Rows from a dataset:
****************************************

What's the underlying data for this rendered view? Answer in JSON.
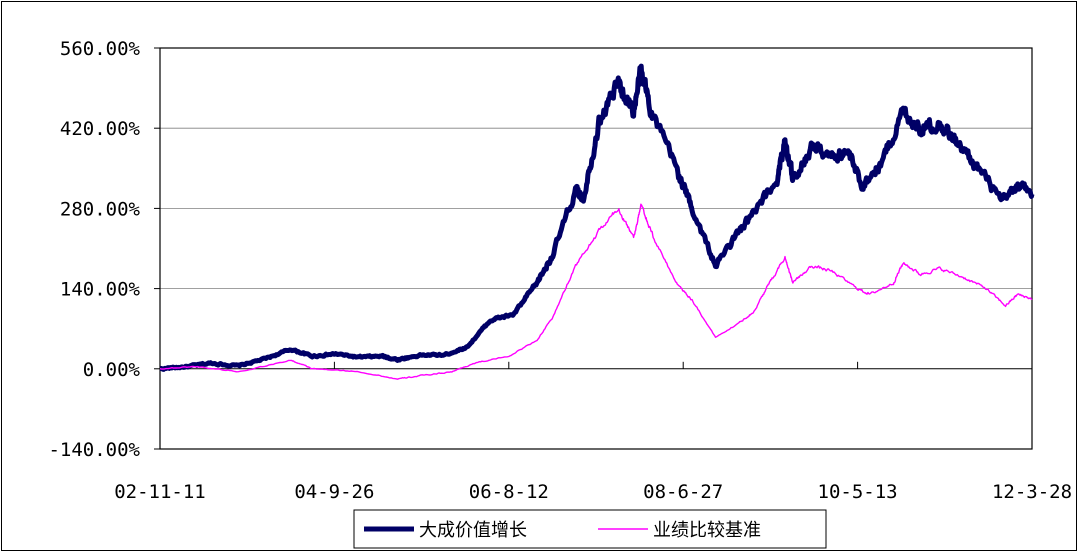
{
  "chart_data": {
    "type": "line",
    "title": "",
    "xlabel": "",
    "ylabel": "",
    "x_ticks": [
      "02-11-11",
      "04-9-26",
      "06-8-12",
      "08-6-27",
      "10-5-13",
      "12-3-28"
    ],
    "y_ticks": [
      "560.00%",
      "420.00%",
      "280.00%",
      "140.00%",
      "0.00%",
      "-140.00%"
    ],
    "ylim": [
      -140,
      560
    ],
    "xlim": [
      "2002-11-11",
      "2012-03-28"
    ],
    "grid": "horizontal",
    "legend_position": "bottom",
    "series": [
      {
        "name": "大成价值增长",
        "color": "#000066",
        "points": [
          [
            "2002-11-11",
            0
          ],
          [
            "2003-03-01",
            4
          ],
          [
            "2003-06-01",
            10
          ],
          [
            "2003-09-15",
            5
          ],
          [
            "2004-01-01",
            18
          ],
          [
            "2004-04-08",
            34
          ],
          [
            "2004-07-01",
            22
          ],
          [
            "2004-10-01",
            26
          ],
          [
            "2005-01-01",
            20
          ],
          [
            "2005-04-01",
            22
          ],
          [
            "2005-06-01",
            16
          ],
          [
            "2005-09-01",
            24
          ],
          [
            "2005-12-01",
            24
          ],
          [
            "2006-03-01",
            38
          ],
          [
            "2006-06-01",
            85
          ],
          [
            "2006-09-01",
            95
          ],
          [
            "2006-12-01",
            150
          ],
          [
            "2007-02-01",
            200
          ],
          [
            "2007-05-01",
            310
          ],
          [
            "2007-06-01",
            300
          ],
          [
            "2007-08-01",
            430
          ],
          [
            "2007-10-16",
            500
          ],
          [
            "2007-12-15",
            450
          ],
          [
            "2008-01-14",
            520
          ],
          [
            "2008-03-01",
            440
          ],
          [
            "2008-06-01",
            350
          ],
          [
            "2008-08-01",
            280
          ],
          [
            "2008-11-01",
            180
          ],
          [
            "2009-02-01",
            240
          ],
          [
            "2009-04-01",
            270
          ],
          [
            "2009-07-01",
            330
          ],
          [
            "2009-08-01",
            400
          ],
          [
            "2009-09-01",
            330
          ],
          [
            "2009-11-15",
            390
          ],
          [
            "2010-02-01",
            370
          ],
          [
            "2010-04-01",
            380
          ],
          [
            "2010-06-01",
            320
          ],
          [
            "2010-08-15",
            360
          ],
          [
            "2010-11-08",
            450
          ],
          [
            "2011-01-15",
            420
          ],
          [
            "2011-04-01",
            430
          ],
          [
            "2011-06-15",
            390
          ],
          [
            "2011-09-01",
            350
          ],
          [
            "2011-12-01",
            290
          ],
          [
            "2012-02-01",
            320
          ],
          [
            "2012-03-28",
            305
          ]
        ]
      },
      {
        "name": "业绩比较基准",
        "color": "#ff00ff",
        "points": [
          [
            "2002-11-11",
            0
          ],
          [
            "2003-04-01",
            4
          ],
          [
            "2003-09-15",
            -5
          ],
          [
            "2004-04-08",
            15
          ],
          [
            "2004-07-01",
            0
          ],
          [
            "2005-01-01",
            -5
          ],
          [
            "2005-06-01",
            -18
          ],
          [
            "2005-09-01",
            -12
          ],
          [
            "2006-01-01",
            -5
          ],
          [
            "2006-04-01",
            10
          ],
          [
            "2006-08-12",
            22
          ],
          [
            "2006-12-01",
            50
          ],
          [
            "2007-02-01",
            90
          ],
          [
            "2007-05-01",
            180
          ],
          [
            "2007-08-01",
            240
          ],
          [
            "2007-10-16",
            280
          ],
          [
            "2007-12-15",
            230
          ],
          [
            "2008-01-14",
            285
          ],
          [
            "2008-03-01",
            230
          ],
          [
            "2008-06-01",
            150
          ],
          [
            "2008-08-01",
            120
          ],
          [
            "2008-11-01",
            55
          ],
          [
            "2009-02-01",
            80
          ],
          [
            "2009-04-01",
            100
          ],
          [
            "2009-06-01",
            150
          ],
          [
            "2009-08-01",
            195
          ],
          [
            "2009-09-01",
            150
          ],
          [
            "2009-11-15",
            180
          ],
          [
            "2010-02-01",
            170
          ],
          [
            "2010-05-13",
            140
          ],
          [
            "2010-07-01",
            130
          ],
          [
            "2010-10-01",
            150
          ],
          [
            "2010-11-08",
            185
          ],
          [
            "2011-01-15",
            165
          ],
          [
            "2011-04-01",
            175
          ],
          [
            "2011-07-01",
            160
          ],
          [
            "2011-10-01",
            140
          ],
          [
            "2011-12-15",
            110
          ],
          [
            "2012-02-01",
            130
          ],
          [
            "2012-03-28",
            122
          ]
        ]
      }
    ]
  }
}
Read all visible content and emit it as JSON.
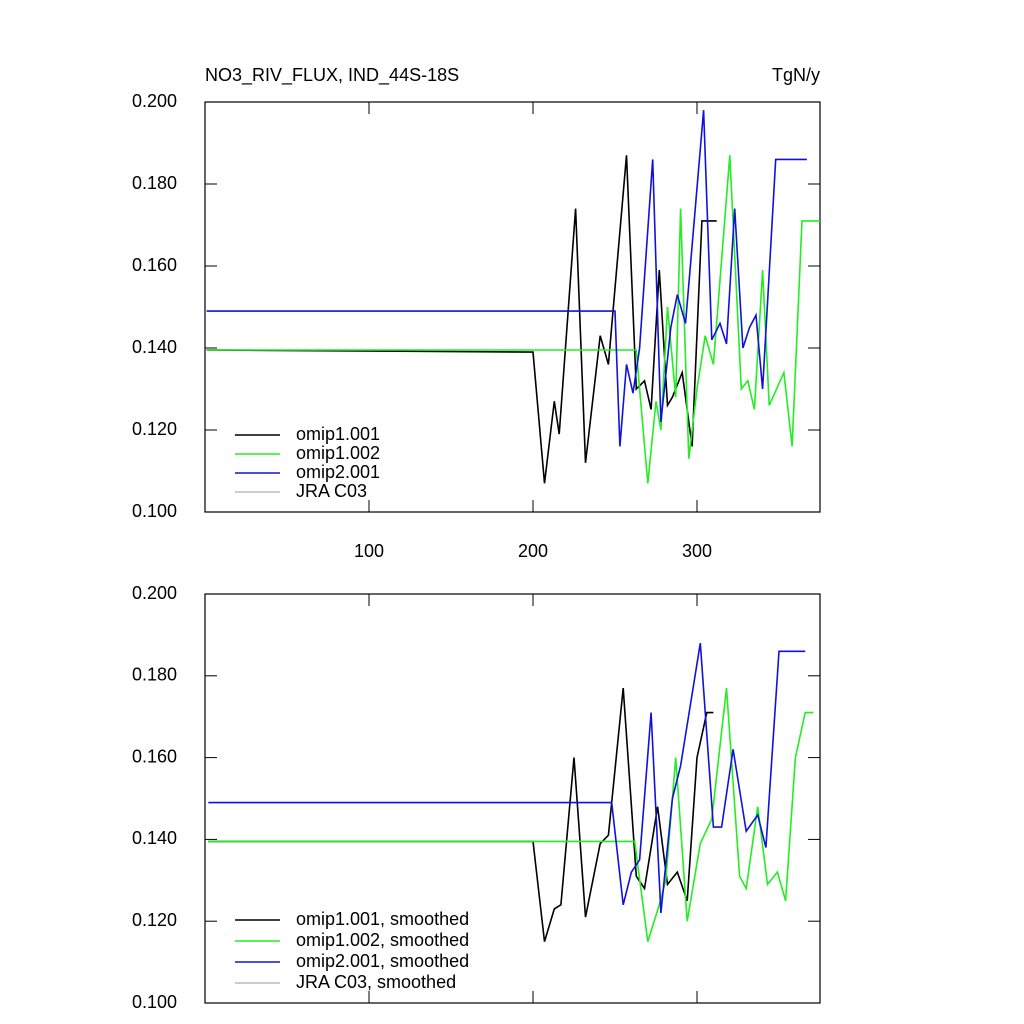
{
  "chart_data": [
    {
      "type": "line",
      "title": "NO3_RIV_FLUX, IND_44S-18S",
      "units": "TgN/y",
      "xlim": [
        0,
        375
      ],
      "xticks": [
        100,
        200,
        300
      ],
      "xtick_labels": true,
      "ylim": [
        0.1,
        0.2
      ],
      "yticks": [
        {
          "value": 0.1,
          "label": "0.100"
        },
        {
          "value": 0.12,
          "label": "0.120"
        },
        {
          "value": 0.14,
          "label": "0.140"
        },
        {
          "value": 0.16,
          "label": "0.160"
        },
        {
          "value": 0.18,
          "label": "0.180"
        },
        {
          "value": 0.2,
          "label": "0.200"
        }
      ],
      "legend": "lower left",
      "series": [
        {
          "name": "omip1.001",
          "color": "#000000",
          "x": [
            1,
            200,
            207,
            213,
            216,
            226,
            232,
            241,
            246,
            257,
            263,
            268,
            272,
            277,
            282,
            285,
            291,
            297,
            303,
            312
          ],
          "values": [
            0.1395,
            0.139,
            0.107,
            0.127,
            0.119,
            0.174,
            0.112,
            0.143,
            0.136,
            0.187,
            0.13,
            0.132,
            0.125,
            0.159,
            0.126,
            0.128,
            0.134,
            0.116,
            0.171,
            0.171
          ]
        },
        {
          "name": "omip1.002",
          "color": "#22ee22",
          "x": [
            1,
            263,
            265,
            270,
            275,
            278,
            282,
            287,
            290,
            295,
            300,
            305,
            310,
            320,
            327,
            331,
            335,
            340,
            344,
            353,
            358,
            364,
            375
          ],
          "values": [
            0.1395,
            0.1395,
            0.13,
            0.107,
            0.127,
            0.12,
            0.15,
            0.128,
            0.174,
            0.113,
            0.13,
            0.143,
            0.136,
            0.187,
            0.13,
            0.132,
            0.125,
            0.159,
            0.126,
            0.134,
            0.116,
            0.171,
            0.171
          ]
        },
        {
          "name": "omip2.001",
          "color": "#1111dd",
          "x": [
            1,
            250,
            253,
            257,
            261,
            265,
            273,
            278,
            284,
            288,
            293,
            304,
            309,
            314,
            318,
            323,
            328,
            332,
            336,
            340,
            348,
            367
          ],
          "values": [
            0.149,
            0.149,
            0.116,
            0.136,
            0.129,
            0.14,
            0.186,
            0.122,
            0.145,
            0.153,
            0.146,
            0.198,
            0.142,
            0.146,
            0.141,
            0.174,
            0.14,
            0.145,
            0.148,
            0.13,
            0.186,
            0.186
          ]
        },
        {
          "name": "JRA C03",
          "color": "#bbbbbb",
          "x": [],
          "values": []
        }
      ]
    },
    {
      "type": "line",
      "xlim": [
        0,
        375
      ],
      "xticks": [
        100,
        200,
        300
      ],
      "xtick_labels": false,
      "ylim": [
        0.1,
        0.2
      ],
      "yticks": [
        {
          "value": 0.1,
          "label": "0.100"
        },
        {
          "value": 0.12,
          "label": "0.120"
        },
        {
          "value": 0.14,
          "label": "0.140"
        },
        {
          "value": 0.16,
          "label": "0.160"
        },
        {
          "value": 0.18,
          "label": "0.180"
        },
        {
          "value": 0.2,
          "label": "0.200"
        }
      ],
      "legend": "lower left",
      "series": [
        {
          "name": "omip1.001, smoothed",
          "color": "#000000",
          "x": [
            2,
            200,
            207,
            213,
            217,
            225,
            232,
            241,
            246,
            255,
            263,
            268,
            276,
            282,
            288,
            294,
            300,
            306,
            310
          ],
          "values": [
            0.1395,
            0.1395,
            0.115,
            0.123,
            0.124,
            0.16,
            0.121,
            0.139,
            0.141,
            0.177,
            0.131,
            0.128,
            0.148,
            0.129,
            0.132,
            0.125,
            0.16,
            0.171,
            0.171
          ]
        },
        {
          "name": "omip1.002, smoothed",
          "color": "#22ee22",
          "x": [
            2,
            262,
            270,
            277,
            281,
            287,
            294,
            302,
            309,
            318,
            326,
            330,
            337,
            343,
            349,
            354,
            360,
            366,
            371
          ],
          "values": [
            0.1395,
            0.1395,
            0.115,
            0.124,
            0.13,
            0.16,
            0.12,
            0.139,
            0.145,
            0.177,
            0.131,
            0.128,
            0.148,
            0.129,
            0.132,
            0.125,
            0.16,
            0.171,
            0.171
          ]
        },
        {
          "name": "omip2.001, smoothed",
          "color": "#1111dd",
          "x": [
            2,
            248,
            255,
            260,
            265,
            272,
            278,
            285,
            290,
            302,
            310,
            315,
            322,
            330,
            337,
            342,
            350,
            366
          ],
          "values": [
            0.149,
            0.149,
            0.124,
            0.132,
            0.135,
            0.171,
            0.122,
            0.15,
            0.158,
            0.188,
            0.143,
            0.143,
            0.162,
            0.142,
            0.146,
            0.138,
            0.186,
            0.186
          ]
        },
        {
          "name": "JRA C03, smoothed",
          "color": "#bbbbbb",
          "x": [],
          "values": []
        }
      ]
    }
  ]
}
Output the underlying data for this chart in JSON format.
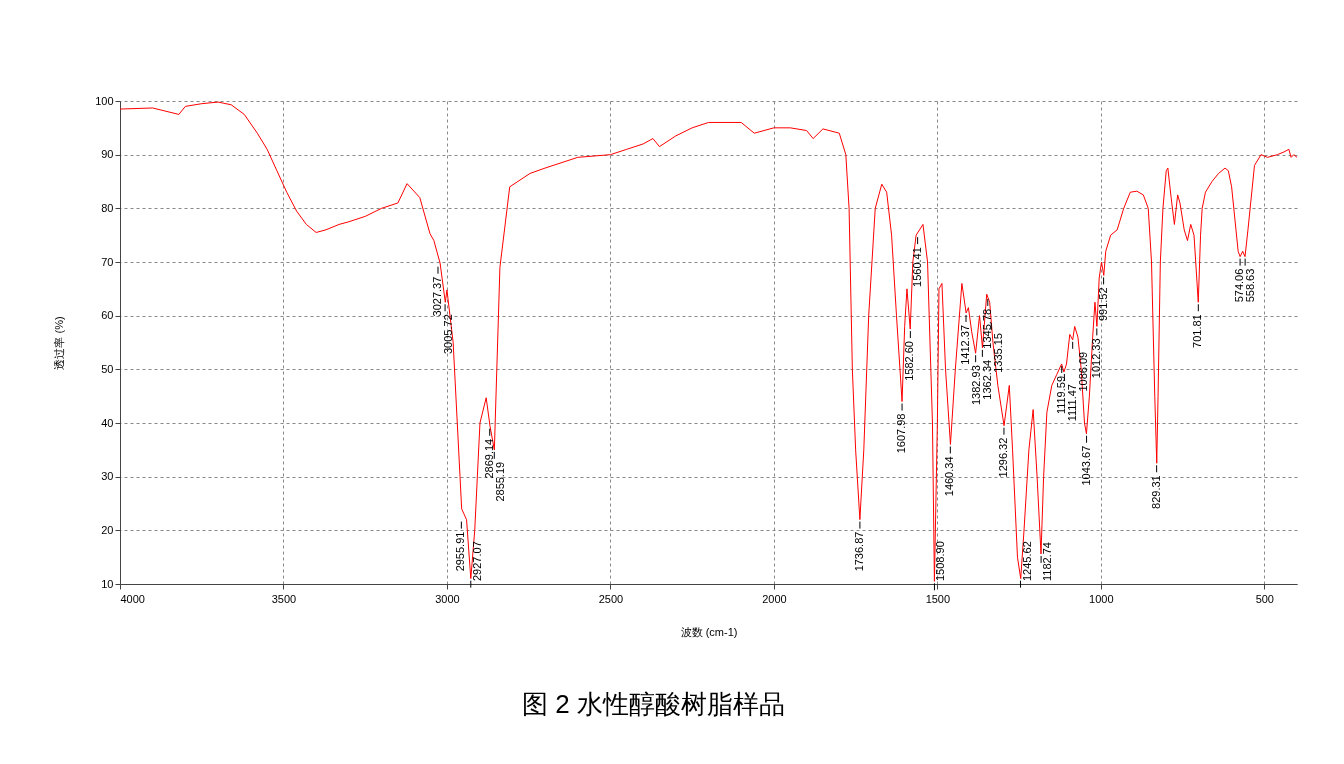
{
  "chart_data": {
    "type": "line",
    "title": "图 2 水性醇酸树脂样品",
    "xlabel": "波数 (cm-1)",
    "ylabel": "透过率 (%)",
    "color": "#ff0000",
    "x": [
      4000,
      3900,
      3820,
      3800,
      3750,
      3700,
      3660,
      3620,
      3580,
      3550,
      3520,
      3490,
      3460,
      3430,
      3400,
      3370,
      3330,
      3300,
      3250,
      3200,
      3150,
      3122,
      3083,
      3052,
      3040,
      3021,
      3005,
      3000,
      2981,
      2960,
      2955,
      2940,
      2927,
      2915,
      2899,
      2880,
      2868,
      2855,
      2838,
      2808,
      2746,
      2700,
      2600,
      2500,
      2450,
      2400,
      2370,
      2350,
      2300,
      2250,
      2200,
      2100,
      2060,
      2000,
      1950,
      1900,
      1880,
      1850,
      1800,
      1780,
      1770,
      1760,
      1750,
      1737,
      1725,
      1710,
      1690,
      1670,
      1655,
      1640,
      1625,
      1608,
      1600,
      1593,
      1583,
      1575,
      1565,
      1544,
      1530,
      1515,
      1509,
      1500,
      1495,
      1486,
      1475,
      1460,
      1445,
      1430,
      1425,
      1412,
      1405,
      1395,
      1383,
      1371,
      1362,
      1349,
      1340,
      1330,
      1315,
      1296,
      1280,
      1270,
      1255,
      1245,
      1235,
      1220,
      1207,
      1195,
      1183,
      1175,
      1165,
      1150,
      1135,
      1120,
      1113,
      1105,
      1095,
      1086,
      1080,
      1070,
      1060,
      1050,
      1044,
      1035,
      1025,
      1018,
      1012,
      1005,
      998,
      991,
      985,
      970,
      950,
      930,
      910,
      890,
      870,
      855,
      845,
      835,
      829,
      825,
      818,
      810,
      800,
      795,
      785,
      775,
      765,
      758,
      745,
      735,
      725,
      715,
      702,
      695,
      690,
      680,
      660,
      640,
      620,
      610,
      600,
      590,
      580,
      574,
      566,
      559,
      550,
      530,
      510,
      490,
      460,
      440,
      425,
      418,
      410,
      400
    ],
    "values": [
      98.5,
      98.7,
      97.5,
      99,
      99.5,
      99.8,
      99.3,
      97.5,
      94,
      91,
      87,
      83,
      79.5,
      77,
      75.5,
      76,
      77,
      77.5,
      78.5,
      80,
      81,
      84.6,
      82,
      75.3,
      74,
      69.8,
      62.5,
      64.8,
      55,
      30,
      24,
      22,
      11,
      20,
      40,
      44.7,
      39.3,
      35,
      69,
      84,
      86.5,
      87.5,
      89.5,
      90,
      91,
      92,
      93,
      91.5,
      93.5,
      95,
      96,
      96,
      94,
      95,
      95,
      94.5,
      93,
      94.8,
      94,
      90,
      80,
      50,
      35,
      22,
      35,
      60,
      80,
      84.5,
      83,
      75,
      60,
      44,
      58,
      65,
      57.5,
      70,
      75,
      77,
      70,
      40,
      10.5,
      40,
      65,
      66,
      50,
      36,
      50,
      62,
      66,
      60.5,
      61.5,
      57,
      53,
      60,
      54,
      64,
      62.5,
      55,
      47,
      39.5,
      47,
      35,
      15,
      11,
      20,
      35,
      42.5,
      30,
      15.6,
      30,
      42,
      47,
      49,
      51,
      49.5,
      51,
      56.5,
      55.5,
      58,
      56,
      50,
      40,
      38,
      45,
      56,
      62.5,
      58,
      67,
      70,
      67.5,
      72,
      75,
      76,
      80,
      83,
      83.2,
      82.5,
      80,
      70,
      45,
      32.5,
      45,
      70,
      80,
      87,
      87.5,
      82,
      77,
      82.5,
      81,
      76,
      74,
      77,
      75,
      62.5,
      75,
      80,
      83,
      85,
      86.5,
      87.5,
      87,
      84,
      78,
      72,
      71,
      72,
      71,
      76,
      88,
      90,
      89.5,
      90,
      90.5,
      91,
      89.5,
      90,
      89.5
    ],
    "xlim": [
      4000,
      400
    ],
    "xticks": [
      4000,
      3500,
      3000,
      2500,
      2000,
      1500,
      1000,
      500
    ],
    "ylim": [
      10,
      100
    ],
    "yticks": [
      10,
      20,
      30,
      40,
      50,
      60,
      70,
      80,
      90,
      100
    ],
    "grid": true,
    "annotations": [
      {
        "text": "3027.37",
        "x": 3027.37,
        "y": 69.5
      },
      {
        "text": "3005.72",
        "x": 3005.72,
        "y": 62.5
      },
      {
        "text": "2955.91",
        "x": 2955.91,
        "y": 22
      },
      {
        "text": "2927.07",
        "x": 2927.07,
        "y": 11
      },
      {
        "text": "2869.14",
        "x": 2869.14,
        "y": 39.3
      },
      {
        "text": "2855.19",
        "x": 2855.19,
        "y": 35
      },
      {
        "text": "1736.87",
        "x": 1736.87,
        "y": 22
      },
      {
        "text": "1607.98",
        "x": 1607.98,
        "y": 44
      },
      {
        "text": "1582.60",
        "x": 1582.6,
        "y": 57.5
      },
      {
        "text": "1560.41",
        "x": 1560.41,
        "y": 75
      },
      {
        "text": "1508.90",
        "x": 1508.9,
        "y": 10.5
      },
      {
        "text": "1460.34",
        "x": 1460.34,
        "y": 36
      },
      {
        "text": "1412.37",
        "x": 1412.37,
        "y": 60.5
      },
      {
        "text": "1382.93",
        "x": 1382.93,
        "y": 53
      },
      {
        "text": "1362.34",
        "x": 1362.34,
        "y": 54
      },
      {
        "text": "1345.78",
        "x": 1345.78,
        "y": 63.5
      },
      {
        "text": "1335.15",
        "x": 1335.15,
        "y": 59
      },
      {
        "text": "1296.32",
        "x": 1296.32,
        "y": 39.5
      },
      {
        "text": "1245.62",
        "x": 1245.62,
        "y": 11
      },
      {
        "text": "1182.74",
        "x": 1182.74,
        "y": 15.6
      },
      {
        "text": "1119.59",
        "x": 1119.59,
        "y": 51
      },
      {
        "text": "1111.47",
        "x": 1111.47,
        "y": 49.5
      },
      {
        "text": "1086.09",
        "x": 1086.09,
        "y": 55.5
      },
      {
        "text": "1043.67",
        "x": 1043.67,
        "y": 38
      },
      {
        "text": "1012.33",
        "x": 1012.33,
        "y": 58
      },
      {
        "text": "991.52",
        "x": 991.52,
        "y": 67.5
      },
      {
        "text": "829.31",
        "x": 829.31,
        "y": 32.5
      },
      {
        "text": "701.81",
        "x": 701.81,
        "y": 62.5
      },
      {
        "text": "574.06",
        "x": 574.06,
        "y": 71
      },
      {
        "text": "558.63",
        "x": 558.63,
        "y": 71
      }
    ]
  }
}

****************************************

▶ **WRITTEN TASK**:
Copy out each line of the data where the string "smoothed" appears.

▶ **RESULT OF THE TASK**:
          "name": "omip1.001, smoothed",
          "name": "omip1.002, smoothed",
          "name": "omip2.001, smoothed",
          "name": "JRA C03, smoothed",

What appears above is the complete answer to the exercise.